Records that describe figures
----
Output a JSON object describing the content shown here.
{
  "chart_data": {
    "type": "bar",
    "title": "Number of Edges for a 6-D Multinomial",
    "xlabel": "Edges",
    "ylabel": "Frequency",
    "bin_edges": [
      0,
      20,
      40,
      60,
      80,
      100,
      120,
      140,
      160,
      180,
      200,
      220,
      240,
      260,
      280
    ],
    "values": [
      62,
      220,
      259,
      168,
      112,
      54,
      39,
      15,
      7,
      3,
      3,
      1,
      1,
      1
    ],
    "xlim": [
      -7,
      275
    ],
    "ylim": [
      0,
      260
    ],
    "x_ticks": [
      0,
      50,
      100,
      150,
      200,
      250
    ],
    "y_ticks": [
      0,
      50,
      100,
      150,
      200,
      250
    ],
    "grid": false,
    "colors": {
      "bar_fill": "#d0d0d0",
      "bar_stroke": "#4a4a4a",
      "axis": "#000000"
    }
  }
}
----
### Instruction:
Send back each record exactly as it stands.

### The output:
Output a JSON object describing the content shown here.
{
  "chart_data": {
    "type": "bar",
    "title": "Number of Edges for a 6-D Multinomial",
    "xlabel": "Edges",
    "ylabel": "Frequency",
    "bin_edges": [
      0,
      20,
      40,
      60,
      80,
      100,
      120,
      140,
      160,
      180,
      200,
      220,
      240,
      260,
      280
    ],
    "values": [
      62,
      220,
      259,
      168,
      112,
      54,
      39,
      15,
      7,
      3,
      3,
      1,
      1,
      1
    ],
    "xlim": [
      -7,
      275
    ],
    "ylim": [
      0,
      260
    ],
    "x_ticks": [
      0,
      50,
      100,
      150,
      200,
      250
    ],
    "y_ticks": [
      0,
      50,
      100,
      150,
      200,
      250
    ],
    "grid": false,
    "colors": {
      "bar_fill": "#d0d0d0",
      "bar_stroke": "#4a4a4a",
      "axis": "#000000"
    }
  }
}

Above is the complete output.